SET PROBLEM:
Gather all lines in the entries below that include the word "color".

MATERIAL SUPPLIED:
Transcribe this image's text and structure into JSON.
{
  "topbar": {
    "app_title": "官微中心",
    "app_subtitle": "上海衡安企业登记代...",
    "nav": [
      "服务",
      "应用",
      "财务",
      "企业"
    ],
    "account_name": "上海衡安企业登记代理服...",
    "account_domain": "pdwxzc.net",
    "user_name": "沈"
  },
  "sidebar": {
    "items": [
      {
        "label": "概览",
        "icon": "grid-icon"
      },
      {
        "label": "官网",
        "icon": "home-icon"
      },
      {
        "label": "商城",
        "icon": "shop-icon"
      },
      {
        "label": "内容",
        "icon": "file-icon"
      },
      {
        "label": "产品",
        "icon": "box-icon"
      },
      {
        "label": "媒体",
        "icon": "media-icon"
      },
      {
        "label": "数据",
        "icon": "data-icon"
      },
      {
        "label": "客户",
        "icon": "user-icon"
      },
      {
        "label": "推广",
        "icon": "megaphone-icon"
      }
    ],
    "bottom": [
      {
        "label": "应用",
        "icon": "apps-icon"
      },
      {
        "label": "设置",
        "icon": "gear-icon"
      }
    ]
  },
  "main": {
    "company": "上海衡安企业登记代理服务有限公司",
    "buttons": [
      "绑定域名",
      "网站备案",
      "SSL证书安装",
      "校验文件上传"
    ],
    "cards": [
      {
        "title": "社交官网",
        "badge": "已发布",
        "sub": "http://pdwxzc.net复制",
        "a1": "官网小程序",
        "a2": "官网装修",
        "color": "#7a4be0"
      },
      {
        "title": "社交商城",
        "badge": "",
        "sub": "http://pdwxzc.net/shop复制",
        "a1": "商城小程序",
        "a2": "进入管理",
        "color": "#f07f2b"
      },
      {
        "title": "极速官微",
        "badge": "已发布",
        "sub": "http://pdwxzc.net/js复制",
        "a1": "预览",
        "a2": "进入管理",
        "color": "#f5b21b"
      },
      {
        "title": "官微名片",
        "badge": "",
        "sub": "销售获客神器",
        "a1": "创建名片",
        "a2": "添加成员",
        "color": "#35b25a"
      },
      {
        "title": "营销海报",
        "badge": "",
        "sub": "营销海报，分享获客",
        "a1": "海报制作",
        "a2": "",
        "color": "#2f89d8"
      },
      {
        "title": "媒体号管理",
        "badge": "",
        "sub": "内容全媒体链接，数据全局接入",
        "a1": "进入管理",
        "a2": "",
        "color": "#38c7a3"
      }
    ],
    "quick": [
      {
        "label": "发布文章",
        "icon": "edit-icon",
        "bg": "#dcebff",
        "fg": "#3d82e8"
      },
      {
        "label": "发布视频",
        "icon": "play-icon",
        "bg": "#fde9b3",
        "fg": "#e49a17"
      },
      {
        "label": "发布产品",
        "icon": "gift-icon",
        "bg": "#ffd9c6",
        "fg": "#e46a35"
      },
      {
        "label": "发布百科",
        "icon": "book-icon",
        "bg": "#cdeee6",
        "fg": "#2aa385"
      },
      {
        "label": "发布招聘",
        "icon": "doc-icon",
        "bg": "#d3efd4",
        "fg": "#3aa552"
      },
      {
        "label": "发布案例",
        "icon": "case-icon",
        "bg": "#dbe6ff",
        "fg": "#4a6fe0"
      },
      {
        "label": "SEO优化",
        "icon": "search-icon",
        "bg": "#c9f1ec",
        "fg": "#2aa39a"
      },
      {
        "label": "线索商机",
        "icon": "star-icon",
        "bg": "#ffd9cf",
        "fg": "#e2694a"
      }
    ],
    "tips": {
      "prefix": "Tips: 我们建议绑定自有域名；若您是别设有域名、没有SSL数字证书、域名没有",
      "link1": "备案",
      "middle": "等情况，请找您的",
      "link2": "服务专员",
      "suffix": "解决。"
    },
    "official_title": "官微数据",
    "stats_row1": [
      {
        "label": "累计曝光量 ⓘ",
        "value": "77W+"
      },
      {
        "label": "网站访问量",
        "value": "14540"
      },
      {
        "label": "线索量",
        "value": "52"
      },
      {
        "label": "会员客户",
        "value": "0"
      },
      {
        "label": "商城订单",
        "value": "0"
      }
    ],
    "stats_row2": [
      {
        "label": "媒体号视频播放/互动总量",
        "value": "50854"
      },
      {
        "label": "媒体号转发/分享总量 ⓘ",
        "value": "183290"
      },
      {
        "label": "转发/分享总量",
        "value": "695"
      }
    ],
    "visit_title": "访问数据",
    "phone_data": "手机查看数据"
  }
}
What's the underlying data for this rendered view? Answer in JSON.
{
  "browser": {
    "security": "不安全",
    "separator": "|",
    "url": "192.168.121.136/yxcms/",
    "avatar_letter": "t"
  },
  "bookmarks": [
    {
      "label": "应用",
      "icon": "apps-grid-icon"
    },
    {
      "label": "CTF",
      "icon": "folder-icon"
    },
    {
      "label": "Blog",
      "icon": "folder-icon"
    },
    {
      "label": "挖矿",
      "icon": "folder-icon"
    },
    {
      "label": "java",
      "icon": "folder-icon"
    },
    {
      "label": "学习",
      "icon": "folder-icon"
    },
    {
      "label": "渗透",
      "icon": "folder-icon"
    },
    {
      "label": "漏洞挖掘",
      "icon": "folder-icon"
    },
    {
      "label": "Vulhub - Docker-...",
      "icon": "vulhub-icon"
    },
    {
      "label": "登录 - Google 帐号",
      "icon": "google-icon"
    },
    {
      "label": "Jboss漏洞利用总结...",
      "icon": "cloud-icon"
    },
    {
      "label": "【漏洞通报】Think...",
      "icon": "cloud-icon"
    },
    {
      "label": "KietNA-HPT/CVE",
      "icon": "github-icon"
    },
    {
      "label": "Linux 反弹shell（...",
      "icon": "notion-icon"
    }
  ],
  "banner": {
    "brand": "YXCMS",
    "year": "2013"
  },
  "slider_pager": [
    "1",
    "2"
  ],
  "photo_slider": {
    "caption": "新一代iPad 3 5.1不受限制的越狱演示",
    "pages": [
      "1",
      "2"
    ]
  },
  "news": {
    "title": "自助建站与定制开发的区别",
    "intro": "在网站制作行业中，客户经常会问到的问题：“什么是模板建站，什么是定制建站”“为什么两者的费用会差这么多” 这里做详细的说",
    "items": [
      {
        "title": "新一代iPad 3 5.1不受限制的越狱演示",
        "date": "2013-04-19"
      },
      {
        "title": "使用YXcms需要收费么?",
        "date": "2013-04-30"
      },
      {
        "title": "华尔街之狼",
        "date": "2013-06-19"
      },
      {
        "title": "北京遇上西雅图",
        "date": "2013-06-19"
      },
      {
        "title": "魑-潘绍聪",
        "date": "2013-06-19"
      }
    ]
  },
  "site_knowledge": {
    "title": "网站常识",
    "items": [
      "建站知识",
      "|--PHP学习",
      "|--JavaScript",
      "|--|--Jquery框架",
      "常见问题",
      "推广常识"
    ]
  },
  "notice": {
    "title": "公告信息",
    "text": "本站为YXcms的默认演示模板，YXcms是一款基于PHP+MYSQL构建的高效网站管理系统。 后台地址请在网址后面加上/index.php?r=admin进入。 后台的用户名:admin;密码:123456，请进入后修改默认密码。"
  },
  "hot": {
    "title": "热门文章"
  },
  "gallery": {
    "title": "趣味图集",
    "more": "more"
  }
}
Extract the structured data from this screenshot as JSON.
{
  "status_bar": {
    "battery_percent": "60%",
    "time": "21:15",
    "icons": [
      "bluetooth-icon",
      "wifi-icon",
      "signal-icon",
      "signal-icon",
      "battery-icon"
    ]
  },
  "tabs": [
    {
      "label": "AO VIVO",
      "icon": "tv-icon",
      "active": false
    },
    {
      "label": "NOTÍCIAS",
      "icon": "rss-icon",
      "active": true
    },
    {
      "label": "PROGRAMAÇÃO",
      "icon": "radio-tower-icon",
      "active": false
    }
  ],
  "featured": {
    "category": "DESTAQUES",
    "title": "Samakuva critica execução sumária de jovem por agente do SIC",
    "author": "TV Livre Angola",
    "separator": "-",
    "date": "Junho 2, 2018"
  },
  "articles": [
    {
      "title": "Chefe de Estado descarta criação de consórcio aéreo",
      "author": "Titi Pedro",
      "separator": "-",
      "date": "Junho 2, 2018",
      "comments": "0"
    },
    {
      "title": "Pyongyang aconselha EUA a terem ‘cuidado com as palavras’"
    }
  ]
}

RESULT:
        "color": "#7a4be0"
        "color": "#f07f2b"
        "color": "#f5b21b"
        "color": "#35b25a"
        "color": "#2f89d8"
        "color": "#38c7a3"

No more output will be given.